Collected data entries
• • • • •
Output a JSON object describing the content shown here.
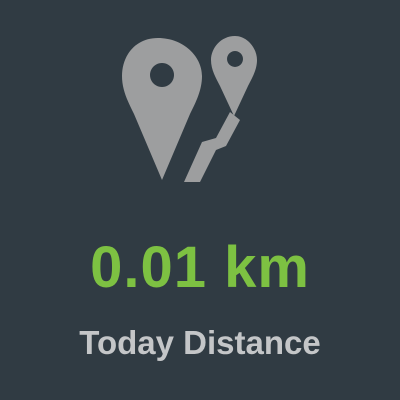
{
  "widget": {
    "icon": "route-pins-icon",
    "distance_value": "0.01 km",
    "label": "Today Distance"
  },
  "colors": {
    "background": "#303b43",
    "icon": "#9d9e9f",
    "distance": "#7dc142",
    "label": "#c4c6c8"
  }
}
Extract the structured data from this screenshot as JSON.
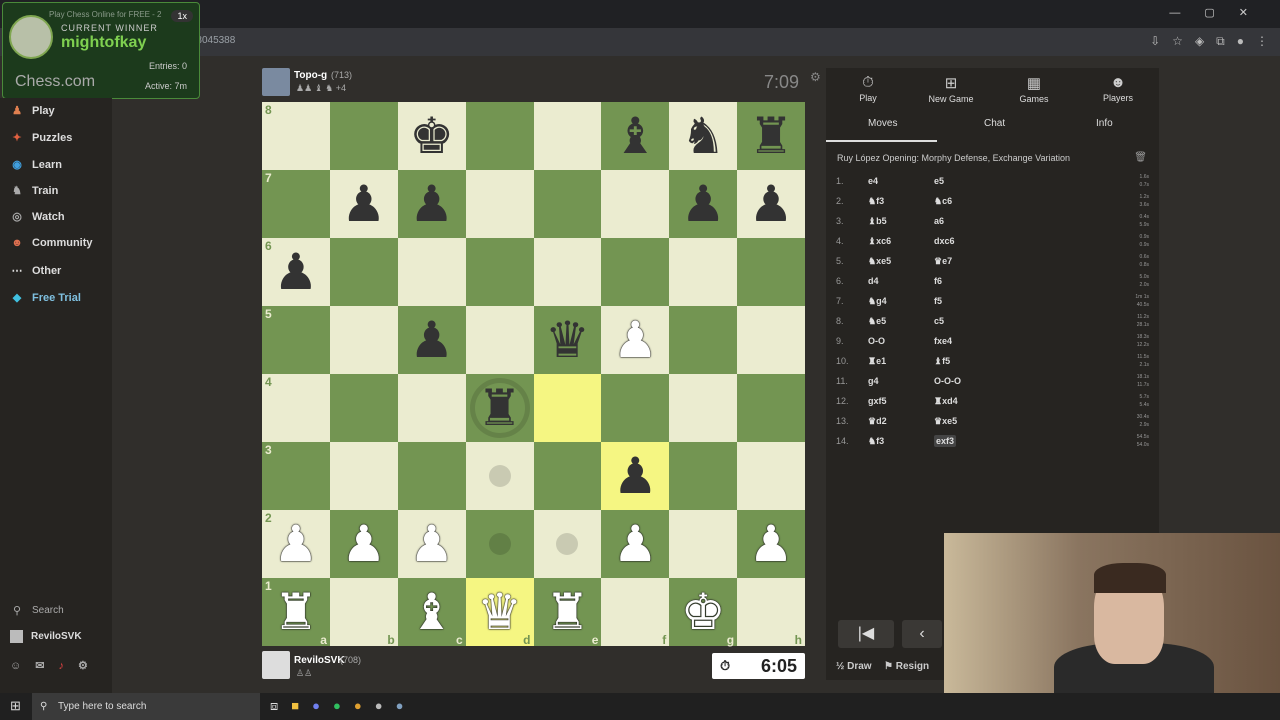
{
  "browser": {
    "tab_title": "Play Chess Online for FREE - 2",
    "url": "/game/167138045388"
  },
  "overlay": {
    "current_label": "CURRENT WINNER",
    "winner": "mightofkay",
    "streak": "1x",
    "logo": "Chess.com",
    "entries": "Entries: 0",
    "active": "Active: 7m"
  },
  "sidebar": {
    "items": [
      {
        "label": "Play",
        "icon": "play-icon"
      },
      {
        "label": "Puzzles",
        "icon": "puzzle-icon"
      },
      {
        "label": "Learn",
        "icon": "learn-icon"
      },
      {
        "label": "Train",
        "icon": "train-icon"
      },
      {
        "label": "Watch",
        "icon": "watch-icon"
      },
      {
        "label": "Community",
        "icon": "community-icon"
      },
      {
        "label": "Other",
        "icon": "more-icon"
      },
      {
        "label": "Free Trial",
        "icon": "diamond-icon"
      }
    ],
    "search": "Search",
    "user": "ReviloSVK"
  },
  "top_player": {
    "name": "Topo-g",
    "rating": "(713)",
    "captured": "♟♟ ♝ ♞ +4",
    "clock": "7:09"
  },
  "bottom_player": {
    "name": "ReviloSVK",
    "rating": "(708)",
    "captured": "♙♙",
    "clock": "6:05"
  },
  "board": {
    "ranks": [
      "8",
      "7",
      "6",
      "5",
      "4",
      "3",
      "2",
      "1"
    ],
    "files": [
      "a",
      "b",
      "c",
      "d",
      "e",
      "f",
      "g",
      "h"
    ],
    "rows": [
      [
        "",
        "",
        "bk",
        "",
        "",
        "bb",
        "bn",
        "br"
      ],
      [
        "",
        "bp",
        "bp",
        "",
        "",
        "",
        "bp",
        "bp"
      ],
      [
        "bp",
        "",
        "",
        "",
        "",
        "",
        "",
        ""
      ],
      [
        "",
        "",
        "bp",
        "",
        "bq",
        "wp",
        "",
        ""
      ],
      [
        "",
        "",
        "",
        "br",
        "",
        "",
        "",
        ""
      ],
      [
        "",
        "",
        "",
        "",
        "",
        "bp",
        "",
        ""
      ],
      [
        "wp",
        "wp",
        "wp",
        "",
        "",
        "wp",
        "",
        "wp"
      ],
      [
        "wr",
        "",
        "wb",
        "wq",
        "wr",
        "",
        "wk",
        ""
      ]
    ],
    "highlight": [
      "e4",
      "f3",
      "d1"
    ]
  },
  "panel": {
    "tabs": [
      {
        "label": "Play",
        "icon": "stopwatch-icon"
      },
      {
        "label": "New Game",
        "icon": "plus-icon"
      },
      {
        "label": "Games",
        "icon": "board-icon"
      },
      {
        "label": "Players",
        "icon": "players-icon"
      }
    ],
    "subtabs": [
      "Moves",
      "Chat",
      "Info"
    ],
    "opening": "Ruy López Opening: Morphy Defense, Exchange Variation",
    "moves": [
      {
        "n": "1.",
        "w": "e4",
        "b": "e5",
        "tw": "1.6s",
        "tb": "0.7s"
      },
      {
        "n": "2.",
        "w": "♞f3",
        "b": "♞c6",
        "tw": "1.2s",
        "tb": "3.6s"
      },
      {
        "n": "3.",
        "w": "♝b5",
        "b": "a6",
        "tw": "0.4s",
        "tb": "5.9s"
      },
      {
        "n": "4.",
        "w": "♝xc6",
        "b": "dxc6",
        "tw": "0.9s",
        "tb": "0.9s"
      },
      {
        "n": "5.",
        "w": "♞xe5",
        "b": "♛e7",
        "tw": "0.6s",
        "tb": "0.8s"
      },
      {
        "n": "6.",
        "w": "d4",
        "b": "f6",
        "tw": "5.0s",
        "tb": "2.0s"
      },
      {
        "n": "7.",
        "w": "♞g4",
        "b": "f5",
        "tw": "1m 1s",
        "tb": "40.5s"
      },
      {
        "n": "8.",
        "w": "♞e5",
        "b": "c5",
        "tw": "11.2s",
        "tb": "28.1s"
      },
      {
        "n": "9.",
        "w": "O-O",
        "b": "fxe4",
        "tw": "18.3s",
        "tb": "12.2s"
      },
      {
        "n": "10.",
        "w": "♜e1",
        "b": "♝f5",
        "tw": "11.5s",
        "tb": "2.1s"
      },
      {
        "n": "11.",
        "w": "g4",
        "b": "O-O-O",
        "tw": "18.1s",
        "tb": "11.7s"
      },
      {
        "n": "12.",
        "w": "gxf5",
        "b": "♜xd4",
        "tw": "5.7s",
        "tb": "5.4s"
      },
      {
        "n": "13.",
        "w": "♛d2",
        "b": "♛xe5",
        "tw": "30.4s",
        "tb": "2.9s"
      },
      {
        "n": "14.",
        "w": "♞f3",
        "b": "exf3",
        "tw": "54.5s",
        "tb": "54.0s"
      }
    ],
    "draw": "Draw",
    "resign": "Resign"
  },
  "taskbar": {
    "search_placeholder": "Type here to search"
  },
  "colors": {
    "light_square": "#ebecd0",
    "dark_square": "#739552",
    "highlight": "#f5f682",
    "accent_green": "#7fd050"
  }
}
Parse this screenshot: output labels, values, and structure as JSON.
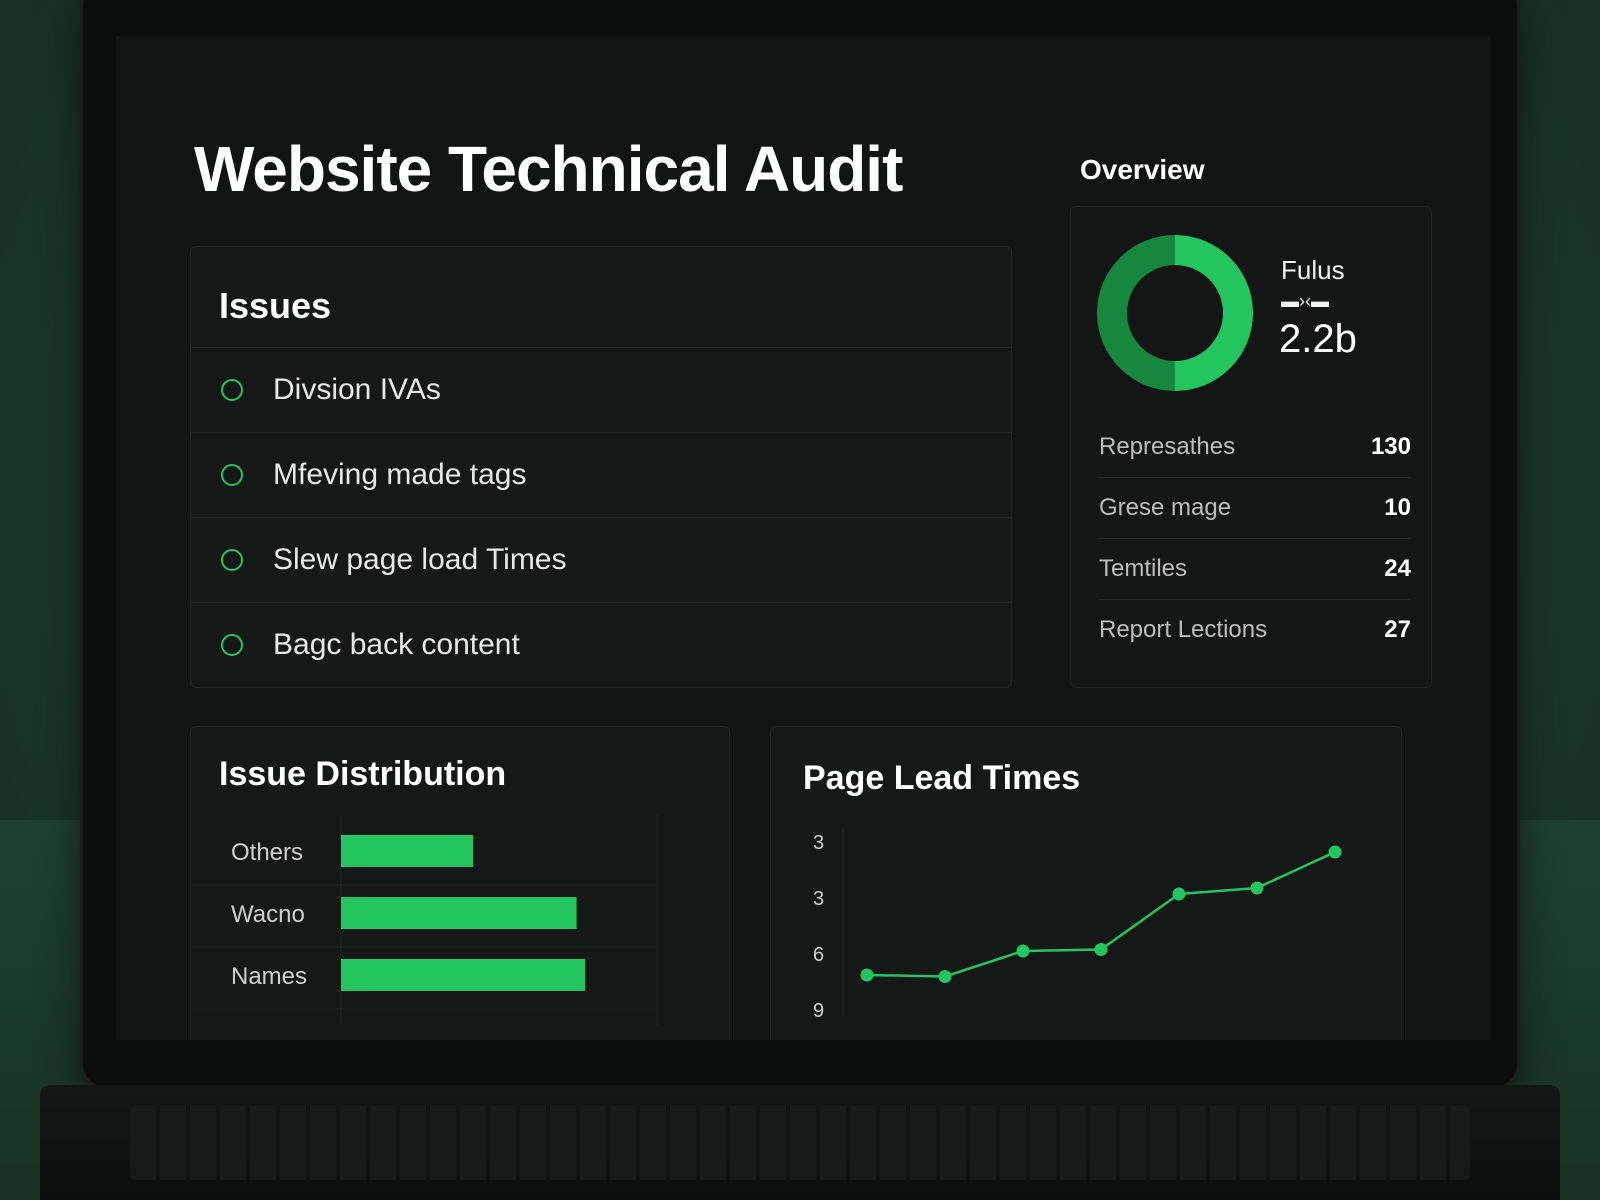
{
  "page": {
    "title": "Website Technical Audit",
    "accent_color": "#22c55e",
    "accent_dark": "#15883e"
  },
  "issues": {
    "heading": "Issues",
    "items": [
      {
        "label": "Divsion IVAs",
        "icon": "circle-icon"
      },
      {
        "label": "Mfeving made tags",
        "icon": "circle-icon"
      },
      {
        "label": "Slew page load Times",
        "icon": "circle-icon"
      },
      {
        "label": "Bagc back content",
        "icon": "circle-icon"
      }
    ]
  },
  "overview": {
    "heading": "Overview",
    "donut_label": "Fulus",
    "donut_glyph": "▬›‹▬",
    "donut_value": "2.2b",
    "stats": [
      {
        "name": "Represathes",
        "value": "130"
      },
      {
        "name": "Grese mage",
        "value": "10"
      },
      {
        "name": "Temtiles",
        "value": "24"
      },
      {
        "name": "Report Lections",
        "value": "27"
      }
    ]
  },
  "chart_data": [
    {
      "type": "bar",
      "orientation": "horizontal",
      "title": "Issue Distribution",
      "categories": [
        "Others",
        "Wacno",
        "Names"
      ],
      "values": [
        2.3,
        4.1,
        4.25
      ],
      "xlim": [
        0,
        5.5
      ],
      "grid": true,
      "color": "#22c55e"
    },
    {
      "type": "line",
      "title": "Page Lead Times",
      "y_tick_labels": [
        "3",
        "3",
        "6",
        "9"
      ],
      "x": [
        1,
        2,
        3,
        4,
        5,
        6,
        7
      ],
      "values": [
        1.0,
        0.95,
        1.8,
        1.85,
        3.7,
        3.9,
        5.1
      ],
      "ylim": [
        0,
        6
      ],
      "grid": true,
      "color": "#22c55e"
    }
  ]
}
• • • • •
Repeat the records above verbatim, with no pictures in the result.

Output a JSON object describing the content shown here.
{
  "widget": {
    "icon": "route-pins-icon",
    "distance_value": "0.01 km",
    "label": "Today Distance"
  },
  "colors": {
    "background": "#303b43",
    "icon": "#9d9e9f",
    "distance": "#7dc142",
    "label": "#c4c6c8"
  }
}
Extract the structured data from this screenshot as JSON.
{
  "browser": {
    "tab_title": "Play Chess Online for FREE - 2",
    "url": "/game/167138045388"
  },
  "overlay": {
    "current_label": "CURRENT WINNER",
    "winner": "mightofkay",
    "streak": "1x",
    "logo": "Chess.com",
    "entries": "Entries: 0",
    "active": "Active: 7m"
  },
  "sidebar": {
    "items": [
      {
        "label": "Play",
        "icon": "play-icon"
      },
      {
        "label": "Puzzles",
        "icon": "puzzle-icon"
      },
      {
        "label": "Learn",
        "icon": "learn-icon"
      },
      {
        "label": "Train",
        "icon": "train-icon"
      },
      {
        "label": "Watch",
        "icon": "watch-icon"
      },
      {
        "label": "Community",
        "icon": "community-icon"
      },
      {
        "label": "Other",
        "icon": "more-icon"
      },
      {
        "label": "Free Trial",
        "icon": "diamond-icon"
      }
    ],
    "search": "Search",
    "user": "ReviloSVK"
  },
  "top_player": {
    "name": "Topo-g",
    "rating": "(713)",
    "captured": "♟♟ ♝ ♞ +4",
    "clock": "7:09"
  },
  "bottom_player": {
    "name": "ReviloSVK",
    "rating": "(708)",
    "captured": "♙♙",
    "clock": "6:05"
  },
  "board": {
    "ranks": [
      "8",
      "7",
      "6",
      "5",
      "4",
      "3",
      "2",
      "1"
    ],
    "files": [
      "a",
      "b",
      "c",
      "d",
      "e",
      "f",
      "g",
      "h"
    ],
    "rows": [
      [
        "",
        "",
        "bk",
        "",
        "",
        "bb",
        "bn",
        "br"
      ],
      [
        "",
        "bp",
        "bp",
        "",
        "",
        "",
        "bp",
        "bp"
      ],
      [
        "bp",
        "",
        "",
        "",
        "",
        "",
        "",
        ""
      ],
      [
        "",
        "",
        "bp",
        "",
        "bq",
        "wp",
        "",
        ""
      ],
      [
        "",
        "",
        "",
        "br",
        "",
        "",
        "",
        ""
      ],
      [
        "",
        "",
        "",
        "",
        "",
        "bp",
        "",
        ""
      ],
      [
        "wp",
        "wp",
        "wp",
        "",
        "",
        "wp",
        "",
        "wp"
      ],
      [
        "wr",
        "",
        "wb",
        "wq",
        "wr",
        "",
        "wk",
        ""
      ]
    ],
    "highlight": [
      "e4",
      "f3",
      "d1"
    ]
  },
  "panel": {
    "tabs": [
      {
        "label": "Play",
        "icon": "stopwatch-icon"
      },
      {
        "label": "New Game",
        "icon": "plus-icon"
      },
      {
        "label": "Games",
        "icon": "board-icon"
      },
      {
        "label": "Players",
        "icon": "players-icon"
      }
    ],
    "subtabs": [
      "Moves",
      "Chat",
      "Info"
    ],
    "opening": "Ruy López Opening: Morphy Defense, Exchange Variation",
    "moves": [
      {
        "n": "1.",
        "w": "e4",
        "b": "e5",
        "tw": "1.6s",
        "tb": "0.7s"
      },
      {
        "n": "2.",
        "w": "♞f3",
        "b": "♞c6",
        "tw": "1.2s",
        "tb": "3.6s"
      },
      {
        "n": "3.",
        "w": "♝b5",
        "b": "a6",
        "tw": "0.4s",
        "tb": "5.9s"
      },
      {
        "n": "4.",
        "w": "♝xc6",
        "b": "dxc6",
        "tw": "0.9s",
        "tb": "0.9s"
      },
      {
        "n": "5.",
        "w": "♞xe5",
        "b": "♛e7",
        "tw": "0.6s",
        "tb": "0.8s"
      },
      {
        "n": "6.",
        "w": "d4",
        "b": "f6",
        "tw": "5.0s",
        "tb": "2.0s"
      },
      {
        "n": "7.",
        "w": "♞g4",
        "b": "f5",
        "tw": "1m 1s",
        "tb": "40.5s"
      },
      {
        "n": "8.",
        "w": "♞e5",
        "b": "c5",
        "tw": "11.2s",
        "tb": "28.1s"
      },
      {
        "n": "9.",
        "w": "O-O",
        "b": "fxe4",
        "tw": "18.3s",
        "tb": "12.2s"
      },
      {
        "n": "10.",
        "w": "♜e1",
        "b": "♝f5",
        "tw": "11.5s",
        "tb": "2.1s"
      },
      {
        "n": "11.",
        "w": "g4",
        "b": "O-O-O",
        "tw": "18.1s",
        "tb": "11.7s"
      },
      {
        "n": "12.",
        "w": "gxf5",
        "b": "♜xd4",
        "tw": "5.7s",
        "tb": "5.4s"
      },
      {
        "n": "13.",
        "w": "♛d2",
        "b": "♛xe5",
        "tw": "30.4s",
        "tb": "2.9s"
      },
      {
        "n": "14.",
        "w": "♞f3",
        "b": "exf3",
        "tw": "54.5s",
        "tb": "54.0s"
      }
    ],
    "draw": "Draw",
    "resign": "Resign"
  },
  "taskbar": {
    "search_placeholder": "Type here to search"
  },
  "colors": {
    "light_square": "#ebecd0",
    "dark_square": "#739552",
    "highlight": "#f5f682",
    "accent_green": "#7fd050"
  }
}
Parse this screenshot: output labels, values, and structure as JSON.
{
  "page": {
    "title": "Website Technical Audit",
    "accent_color": "#22c55e",
    "accent_dark": "#15883e"
  },
  "issues": {
    "heading": "Issues",
    "items": [
      {
        "label": "Divsion IVAs",
        "icon": "circle-icon"
      },
      {
        "label": "Mfeving made tags",
        "icon": "circle-icon"
      },
      {
        "label": "Slew page load Times",
        "icon": "circle-icon"
      },
      {
        "label": "Bagc back content",
        "icon": "circle-icon"
      }
    ]
  },
  "overview": {
    "heading": "Overview",
    "donut_label": "Fulus",
    "donut_glyph": "▬›‹▬",
    "donut_value": "2.2b",
    "stats": [
      {
        "name": "Represathes",
        "value": "130"
      },
      {
        "name": "Grese mage",
        "value": "10"
      },
      {
        "name": "Temtiles",
        "value": "24"
      },
      {
        "name": "Report Lections",
        "value": "27"
      }
    ]
  },
  "chart_data": [
    {
      "type": "bar",
      "orientation": "horizontal",
      "title": "Issue Distribution",
      "categories": [
        "Others",
        "Wacno",
        "Names"
      ],
      "values": [
        2.3,
        4.1,
        4.25
      ],
      "xlim": [
        0,
        5.5
      ],
      "grid": true,
      "color": "#22c55e"
    },
    {
      "type": "line",
      "title": "Page Lead Times",
      "y_tick_labels": [
        "3",
        "3",
        "6",
        "9"
      ],
      "x": [
        1,
        2,
        3,
        4,
        5,
        6,
        7
      ],
      "values": [
        1.0,
        0.95,
        1.8,
        1.85,
        3.7,
        3.9,
        5.1
      ],
      "ylim": [
        0,
        6
      ],
      "grid": true,
      "color": "#22c55e"
    }
  ]
}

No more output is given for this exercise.